**Tarefa breve A**: Extraia, por favor, sem qualquer alteração, o trecho do texto sobre o décimo quinto Knesset que começa nas palavras "O fracasso da" e termina em "vida política israelita.".

O décimo quinto Knesset

Na verdade, a composição do 15º Parlamento israelita resulta das eleições gerais realizadas em Maio de 1999, que culminaram com a vitória da coligação “One Israel” encabeçada pelo partido Trabalhista, na altura liderado por Ehud Barak. Nessas mesmas eleições os israelitas elegeram também Barak para o cargo de primeiro-ministro em detrimento do candidato da direita Benjamim Netanyahu, primeiro-ministro cessante.

À primeira vista este aparentava ser um cenário coerente: um governo de esquerda e um parlamento também liderado pela esquerda. Ainda assim, uma análise mais cuidada revelava desde logo alguns dados importantes: na verdade a presença de partidos de esquerda no parlamento correspondia apenas a 32% do mesmo, sendo que, destes, 22% eram representados pelo Partido Trabalhista. Quanto à direita, esta controlava cerca de 60% dos lugares, dos quais 16% pertença do Likud. Apenas em face da existência da coligação “One Israel”, o Partido Trabalhista conseguia a maioria dos lugares tendo, no entanto, necessidade de integrar nas suas fileiras alguns partidos claramente à direita.

A vitória da esquerda naquele momento consolidou-se perante a incapacidade do Likud em liderar a direita israelita.

O fracasso da governação de Benjamim Netanyahu contribuiu claramente para esta situação.

O aprofundar da crise originada pelos constantes revezes no processo de paz iniciado alguns anos antes com Y. Rabin, e as evidentes dificuldades sentidas por Netanyahu em cumprir as suas promessas eleitorais de 1996, contribuíram largamente para a erosão do seu prestígio pessoal e para a perda de confiança de importantes apoios de que beneficiava em sectores conservadores da vida política israelita.

**Entradas fornecidas**:
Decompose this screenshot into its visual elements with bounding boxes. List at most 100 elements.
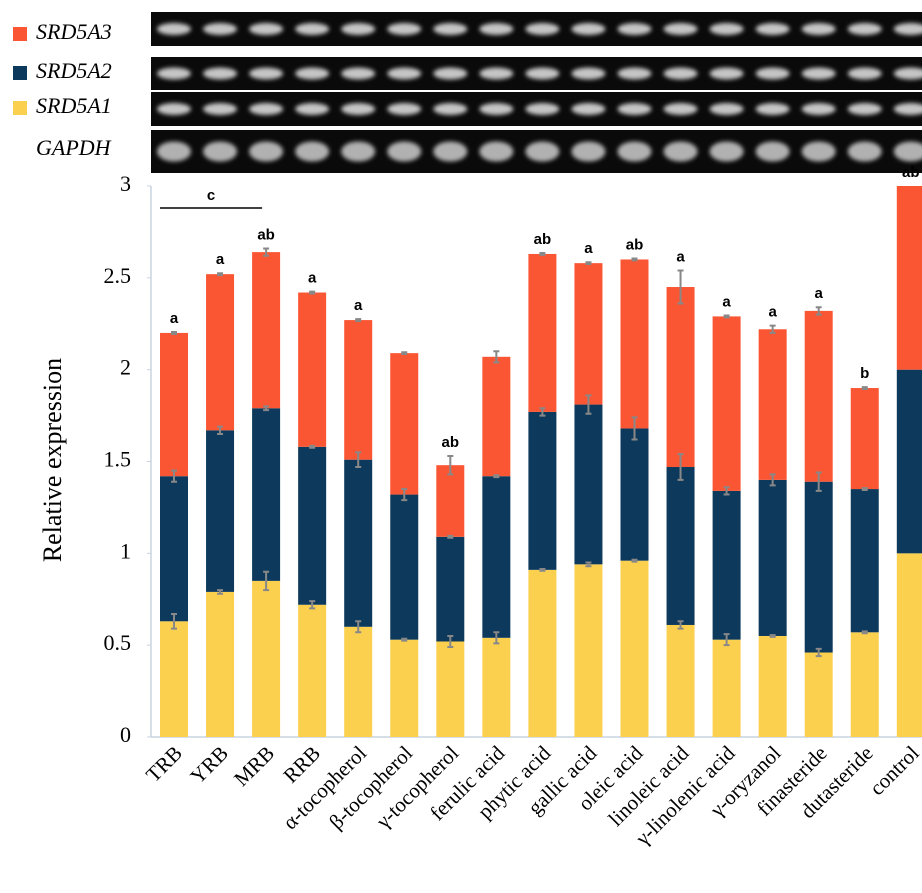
legend-swatch bbox=[13, 27, 27, 41]
gel-band bbox=[710, 68, 744, 80]
gel-band bbox=[295, 142, 329, 162]
gel-band bbox=[710, 23, 744, 35]
bar-segment bbox=[160, 333, 188, 476]
bar-segment bbox=[206, 274, 234, 430]
significance-label: a bbox=[170, 310, 179, 327]
gel-band bbox=[571, 23, 605, 35]
gel-band bbox=[249, 103, 283, 115]
bar-segment bbox=[436, 537, 464, 642]
y-tick-label: 1 bbox=[120, 538, 131, 563]
bar-segment bbox=[390, 640, 418, 737]
significance-label: a bbox=[584, 240, 593, 257]
x-tick-label: YRB bbox=[185, 741, 233, 789]
error-bar bbox=[862, 631, 868, 633]
bar-segment bbox=[252, 581, 280, 737]
bar-segment bbox=[298, 605, 326, 737]
gel-band bbox=[157, 142, 191, 162]
bracket-label: c bbox=[207, 187, 215, 204]
error-bar bbox=[355, 319, 361, 321]
bar-segment bbox=[805, 653, 833, 737]
gel-band bbox=[618, 23, 652, 35]
bar-segment bbox=[897, 186, 922, 370]
gel-band bbox=[802, 23, 836, 35]
bar-segment bbox=[759, 329, 787, 480]
bar-segment bbox=[621, 259, 649, 428]
gel-reference-label: GAPDH bbox=[36, 135, 112, 160]
gel-band bbox=[387, 142, 421, 162]
bar-segment bbox=[713, 640, 741, 737]
bar-segment bbox=[667, 467, 695, 625]
bar-segment bbox=[436, 641, 464, 737]
gel-band bbox=[157, 68, 191, 80]
gel-band bbox=[341, 142, 375, 162]
gel-band bbox=[387, 68, 421, 80]
y-axis-label: Relative expression bbox=[38, 358, 67, 562]
gel-band bbox=[479, 23, 513, 35]
significance-label: a bbox=[768, 304, 777, 321]
gel-band bbox=[756, 23, 790, 35]
error-bar bbox=[585, 262, 591, 264]
error-bar bbox=[309, 446, 315, 448]
error-bar bbox=[493, 475, 499, 477]
gel-band bbox=[341, 103, 375, 115]
significance-label: ab bbox=[534, 231, 552, 248]
gel-band bbox=[341, 68, 375, 80]
chart: SRD5A3SRD5A2SRD5A1GAPDH Relative express… bbox=[0, 0, 922, 893]
bar-segment bbox=[482, 476, 510, 638]
bar-segment bbox=[206, 592, 234, 737]
y-tick-label: 3 bbox=[120, 171, 131, 196]
bar-segment bbox=[851, 388, 879, 489]
error-bar bbox=[862, 488, 868, 490]
gel-band bbox=[802, 68, 836, 80]
bar-segment bbox=[759, 480, 787, 636]
gel-band bbox=[710, 142, 744, 162]
gel-band bbox=[295, 103, 329, 115]
gel-band bbox=[664, 142, 698, 162]
bar-segment bbox=[574, 263, 602, 404]
gel-band bbox=[848, 68, 882, 80]
gel-band bbox=[848, 23, 882, 35]
gel-image bbox=[151, 12, 922, 173]
gel-band bbox=[433, 142, 467, 162]
gel-band bbox=[479, 103, 513, 115]
significance-label: ab bbox=[442, 434, 460, 451]
gel-band bbox=[802, 142, 836, 162]
gel-band bbox=[756, 142, 790, 162]
bar-segment bbox=[574, 405, 602, 565]
gel-band bbox=[249, 68, 283, 80]
legend-swatch bbox=[13, 101, 27, 115]
gel-band bbox=[802, 103, 836, 115]
bar-segment bbox=[851, 632, 879, 737]
bar-segment bbox=[851, 489, 879, 632]
gel-band bbox=[157, 103, 191, 115]
bar-segment bbox=[482, 638, 510, 737]
significance-label: ab bbox=[902, 164, 920, 181]
legend-label: SRD5A2 bbox=[36, 58, 112, 83]
page: {"chart_data": { "type": "stacked-bar", … bbox=[0, 0, 922, 893]
y-tick-label: 0 bbox=[120, 722, 131, 747]
significance-label: a bbox=[308, 270, 317, 287]
error-bar bbox=[632, 259, 638, 261]
gel-band bbox=[525, 103, 559, 115]
gel-band bbox=[249, 23, 283, 35]
bar-segment bbox=[344, 460, 372, 627]
bar-segment bbox=[621, 428, 649, 560]
bar-segment bbox=[252, 408, 280, 581]
bar-segment bbox=[344, 627, 372, 737]
gel-band bbox=[295, 23, 329, 35]
error-bar bbox=[217, 273, 223, 275]
gel-band bbox=[618, 103, 652, 115]
bar-segment bbox=[713, 491, 741, 640]
error-bar bbox=[539, 253, 545, 255]
error-bar bbox=[447, 536, 453, 538]
gel-band bbox=[664, 103, 698, 115]
gel-band bbox=[387, 103, 421, 115]
error-bar bbox=[401, 639, 407, 641]
gel-band bbox=[341, 23, 375, 35]
significance-label: a bbox=[815, 285, 824, 302]
bar-segment bbox=[298, 447, 326, 605]
bar-segment bbox=[344, 320, 372, 460]
gel-band bbox=[571, 103, 605, 115]
y-tick-label: 0.5 bbox=[104, 630, 132, 655]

**Tarefa breve B**: Reescreva as linhas das entradas que vão desde a que contém "legend-swatch bbox=[13, 27, 27, 41]" até à que contém "bar-segment bbox=[206, 274, 234, 430]", ambas incluídas, substituindo "gel-band" por "gel-strip" e mantendo tudo o resto igual. Apresente só essas linhas.

**Resposta escrita A**:
O fracasso da governação de Benjamim Netanyahu contribuiu claramente para esta situação.

O aprofundar da crise originada pelos constantes revezes no processo de paz iniciado alguns anos antes com Y. Rabin, e as evidentes dificuldades sentidas por Netanyahu em cumprir as suas promessas eleitorais de 1996, contribuíram largamente para a erosão do seu prestígio pessoal e para a perda de confiança de importantes apoios de que beneficiava em sectores conservadores da vida política israelita.

**Resposta escrita B**:
legend-swatch bbox=[13, 27, 27, 41]
gel-strip bbox=[710, 68, 744, 80]
gel-strip bbox=[295, 142, 329, 162]
gel-strip bbox=[710, 23, 744, 35]
bar-segment bbox=[160, 333, 188, 476]
bar-segment bbox=[206, 274, 234, 430]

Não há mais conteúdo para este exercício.